■ Task brief
Can you extract, word for word, the part of the passage below on prior risk experience and insurance choices, starting with "Related literature about" and going on through "of major floods."?

■ Supplied passage
◆ ◆ ◆ ◆ ◆

Related literature about the influence of prior experience towards risk upon insurance choices
There are numerous empirical studies that point out a relationship between insurance behaviors and individual prior experience related to risk. For instance, an empirical analysis conducted by Browne and Hoyt (2000) indicates that flood insurance purchases at the state level correlated highly with the level of flood losses in the state during the prior year, for the period from 1983 to 1993, in the United States. Figure 1 gives a representative example of this phenomenon. It displays the number of flood insurance policies in California from 1996 to 2006. The number of insurance policies increases dramatically in 1998 just after major floods in this state. Afterwards, the number of policies decreases on a regular basis because of the absence of major floods.
Another striking example is provided by Kunreuther (1996), who studied the insurance behaviors of California homeowners during the 1989 Loma Prieta earthquake. In 1989 (before the earthquake), about 34 percent of uninsured homeowners thought that earthquake insurance was unnecessary. By 1990, only about 5 percent thought the same. Moreover, 11 percent of the uninsured households decided to purchase coverage between 1989 and 1990. Kunreuther (1996) also reveals that those who do purchase insurance are likely to cancel policies if they have not made a claim after a few years. For instance, approximately one in five policyholders under the National Flood Insurance Program cancels his coverage each year. In the same way, less than 14 percent of California homeowners have earthquake insurance in 2006, down from 34 percent in 1995 just after the last major earthquake occurred.

◆ ◆ ◆ ◆ ◆

■ Information shown
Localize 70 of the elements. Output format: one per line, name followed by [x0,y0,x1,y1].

◆ ◆ ◆ ◆ ◆

■ Solution to the exercise
Related literature about the influence of prior experience towards risk upon insurance choices
There are numerous empirical studies that point out a relationship between insurance behaviors and individual prior experience related to risk. For instance, an empirical analysis conducted by Browne and Hoyt (2000) indicates that flood insurance purchases at the state level correlated highly with the level of flood losses in the state during the prior year, for the period from 1983 to 1993, in the United States. Figure 1 gives a representative example of this phenomenon. It displays the number of flood insurance policies in California from 1996 to 2006. The number of insurance policies increases dramatically in 1998 just after major floods in this state. Afterwards, the number of policies decreases on a regular basis because of the absence of major floods.